#### Record list ####

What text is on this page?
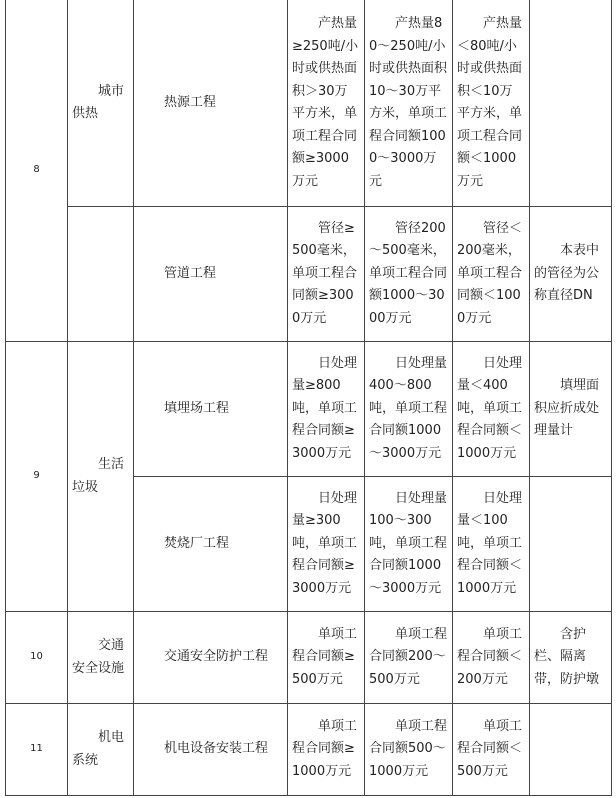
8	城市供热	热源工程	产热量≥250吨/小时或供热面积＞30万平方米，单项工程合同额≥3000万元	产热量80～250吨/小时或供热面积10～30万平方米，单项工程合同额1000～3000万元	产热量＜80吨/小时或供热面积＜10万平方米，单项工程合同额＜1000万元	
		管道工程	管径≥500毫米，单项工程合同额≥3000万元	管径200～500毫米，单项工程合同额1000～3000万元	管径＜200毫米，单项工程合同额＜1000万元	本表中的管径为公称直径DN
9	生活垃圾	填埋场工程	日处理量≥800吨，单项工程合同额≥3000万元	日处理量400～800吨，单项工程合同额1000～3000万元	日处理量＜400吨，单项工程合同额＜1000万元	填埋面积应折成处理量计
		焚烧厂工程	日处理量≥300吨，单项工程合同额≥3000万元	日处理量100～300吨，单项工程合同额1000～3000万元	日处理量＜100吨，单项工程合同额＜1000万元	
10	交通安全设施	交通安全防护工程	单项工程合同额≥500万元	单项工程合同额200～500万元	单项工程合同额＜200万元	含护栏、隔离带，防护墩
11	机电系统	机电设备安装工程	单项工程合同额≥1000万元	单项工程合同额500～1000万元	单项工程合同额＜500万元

####
#### Record list ####

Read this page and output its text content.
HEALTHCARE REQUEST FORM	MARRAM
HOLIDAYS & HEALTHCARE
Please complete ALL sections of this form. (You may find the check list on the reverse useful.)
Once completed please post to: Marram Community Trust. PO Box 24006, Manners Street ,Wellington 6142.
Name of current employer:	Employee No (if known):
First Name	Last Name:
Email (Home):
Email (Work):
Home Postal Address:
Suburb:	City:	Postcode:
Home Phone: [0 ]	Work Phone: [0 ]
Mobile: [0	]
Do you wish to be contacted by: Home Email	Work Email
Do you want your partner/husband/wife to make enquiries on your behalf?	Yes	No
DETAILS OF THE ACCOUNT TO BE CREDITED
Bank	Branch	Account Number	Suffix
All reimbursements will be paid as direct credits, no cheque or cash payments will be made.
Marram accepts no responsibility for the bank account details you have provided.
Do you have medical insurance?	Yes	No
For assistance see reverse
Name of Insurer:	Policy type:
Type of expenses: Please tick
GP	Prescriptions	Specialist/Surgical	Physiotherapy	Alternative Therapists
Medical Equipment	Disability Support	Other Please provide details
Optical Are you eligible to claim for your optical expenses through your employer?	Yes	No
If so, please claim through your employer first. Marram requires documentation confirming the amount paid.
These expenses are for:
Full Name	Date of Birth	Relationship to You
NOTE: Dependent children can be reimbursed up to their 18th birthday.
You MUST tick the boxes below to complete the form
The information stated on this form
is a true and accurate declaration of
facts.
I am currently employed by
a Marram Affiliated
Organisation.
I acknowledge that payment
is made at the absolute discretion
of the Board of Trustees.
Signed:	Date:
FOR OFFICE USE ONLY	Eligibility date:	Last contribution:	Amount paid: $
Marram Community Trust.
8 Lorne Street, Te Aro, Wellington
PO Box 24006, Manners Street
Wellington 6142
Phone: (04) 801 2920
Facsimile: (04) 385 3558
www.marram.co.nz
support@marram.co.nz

####

__Prompt__. Return, from the data, each line that has the word "Name" in it.

__Answer to the problem__.
Name of current employer:	Employee No (if known):
First Name	Last Name:
Name of Insurer:	Policy type:
Full Name	Date of Birth	Relationship to You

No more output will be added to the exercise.